一、变换函数——\(\bar{Q}_t\)的计算

1.参数设定:
- batch_size = 64
- 各分子的最大原子个数(n_atoms)为65
- 原子类型数目(x_dim):17种原子,one-hot编码(包含dummy node这一种类)。
- 边类型(edge_dim):5种,one-hot编码(包含no edge这一种类)。
2.源代码

def get_Qt_bar(self, alpha_bar_t, X_T, E_T, y_T, node_mask, device):
    """
    alpha_bar_t: (bs, 1)
    X_T: (bs, n, dx)
    E_T: (bs, n, n, de)
    y_T: (bs, dy)

    Returns transition matrices for X, E, and y
    """
    alpha_bar_t = alpha_bar_t.unsqueeze(1)  # (bs, 1, 1)
    alpha_bar_t = alpha_bar_t.to(device)

    q_x_1 = alpha_bar_t * torch.eye(self.X_classes, device=device)  # (bs, dx, dx)
    q_x_2 = (1 - alpha_bar_t).unsqueeze(-1) * torch.ones_like(X_T).unsqueeze(-1) * X_T.unsqueeze(-2)  # (bs, n, dx, dx)
    q_x = q_x_1.unsqueeze(1) + q_x_2
    q_x[~node_mask] = torch.eye(q_x.shape[-1], device=device)

    q_e_1 = alpha_bar_t * torch.eye(self.E_classes, device=device)  # (bs, de, de)
    q_e_2 = (1 - alpha_bar_t).unsqueeze(-1).unsqueeze(-1) * torch.ones_like(E_T).unsqueeze(-1) * E_T.unsqueeze(-2)  # (bs, n, n, de, de)
    q_e = q_e_1.unsqueeze(1).unsqueeze(1) + q_e_2

    diag = torch.eye(E_T.shape[1], dtype=torch.bool).unsqueeze(0).expand(E_T.shape[0], -1, -1)
    q_e[diag] = torch.eye(q_e.shape[-1], device=device)

    edge_mask = node_mask[:, None, :] & node_mask[:, :, None]
    q_e[~edge_mask] = torch.eye(q_e.shape[-1], device=device)

    return utils.PlaceHolder(X=q_x, E=q_e, y=y_T)
3.解读
(1)输入含义
- alpha_bar_t
- 意义:采样所得的timestep
- 每个data point对应一个timestep
- 经归一化位于[0, 1]区间
- shape: [batch_size, 1]
- X_T
- 意义:原子类型
- shape: (batch_size, n_atoms, x_dim)
- E_T
- 意义:边类型
- shape: (batch_size, n_atoms, n_atoms, edge_dim)
(2)获取系数\(\bar{\alpha}_{t}\)

[任务说明]:
续写上面讲解变换函数 \(\bar{Q}_t\) 计算的文字，从它的最后一句之后接着往下写。

提取的数据条目
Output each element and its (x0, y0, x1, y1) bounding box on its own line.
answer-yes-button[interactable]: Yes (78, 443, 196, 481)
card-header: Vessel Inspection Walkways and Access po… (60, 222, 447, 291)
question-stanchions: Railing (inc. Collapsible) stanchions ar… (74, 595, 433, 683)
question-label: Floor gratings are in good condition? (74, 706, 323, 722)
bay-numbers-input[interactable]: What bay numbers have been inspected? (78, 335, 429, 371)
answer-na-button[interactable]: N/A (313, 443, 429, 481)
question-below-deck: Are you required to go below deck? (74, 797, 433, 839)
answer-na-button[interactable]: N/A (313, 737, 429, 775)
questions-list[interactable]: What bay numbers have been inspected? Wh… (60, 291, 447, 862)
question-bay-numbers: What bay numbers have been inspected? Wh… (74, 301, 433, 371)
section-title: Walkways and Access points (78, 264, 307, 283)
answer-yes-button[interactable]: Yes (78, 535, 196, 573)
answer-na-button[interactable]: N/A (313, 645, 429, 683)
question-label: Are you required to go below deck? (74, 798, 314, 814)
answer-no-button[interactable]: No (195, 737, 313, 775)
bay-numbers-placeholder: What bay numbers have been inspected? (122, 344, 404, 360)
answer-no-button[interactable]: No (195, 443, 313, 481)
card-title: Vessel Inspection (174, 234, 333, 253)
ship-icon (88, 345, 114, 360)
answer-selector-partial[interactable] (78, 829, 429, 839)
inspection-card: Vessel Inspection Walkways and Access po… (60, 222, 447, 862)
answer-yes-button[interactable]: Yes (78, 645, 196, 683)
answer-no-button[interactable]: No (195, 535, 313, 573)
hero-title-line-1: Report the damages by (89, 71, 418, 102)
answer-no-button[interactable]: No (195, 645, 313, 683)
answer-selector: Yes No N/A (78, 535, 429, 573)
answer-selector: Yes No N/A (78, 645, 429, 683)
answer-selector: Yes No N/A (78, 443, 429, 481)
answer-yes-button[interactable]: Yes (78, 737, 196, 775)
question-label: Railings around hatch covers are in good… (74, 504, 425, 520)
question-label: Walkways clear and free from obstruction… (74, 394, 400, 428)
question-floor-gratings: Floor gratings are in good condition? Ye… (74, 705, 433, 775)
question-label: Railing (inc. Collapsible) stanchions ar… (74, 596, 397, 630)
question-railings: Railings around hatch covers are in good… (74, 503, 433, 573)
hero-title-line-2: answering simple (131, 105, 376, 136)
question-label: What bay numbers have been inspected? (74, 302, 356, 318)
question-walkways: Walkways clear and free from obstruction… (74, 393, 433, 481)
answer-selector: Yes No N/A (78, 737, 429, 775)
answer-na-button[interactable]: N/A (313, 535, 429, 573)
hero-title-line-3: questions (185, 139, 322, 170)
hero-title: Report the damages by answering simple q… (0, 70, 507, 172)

[练习作答]:
alpha_bar_t = alpha_bar_t.unsqueeze(1)  # (bs, 1, 1)
alpha_bar_t = alpha_bar_t.to(device)
shape: [bs, 1]-> [bs, 1, 1]
(3)原子特征变换矩阵\(\bar{Q}_{t}\) - 计算\(\bar{\alpha}_{t}I_{K}\)
q_x_1 = alpha_bar_t * torch.eye(self.X_classes, device=device)  # (bs, dx, dx)
上述代码中,torch.eye(self.X_classes)即生成了形状为[x_dim, x_dim]的单位矩阵。
- 计算\((1 - \bar{\alpha}_{t})y1_{K}^T\)
q_x_2 = (1 - alpha_bar_t).unsqueeze(-1) * torch.ones_like(X_T).unsqueeze(-1) * X_T.unsqueeze(-2)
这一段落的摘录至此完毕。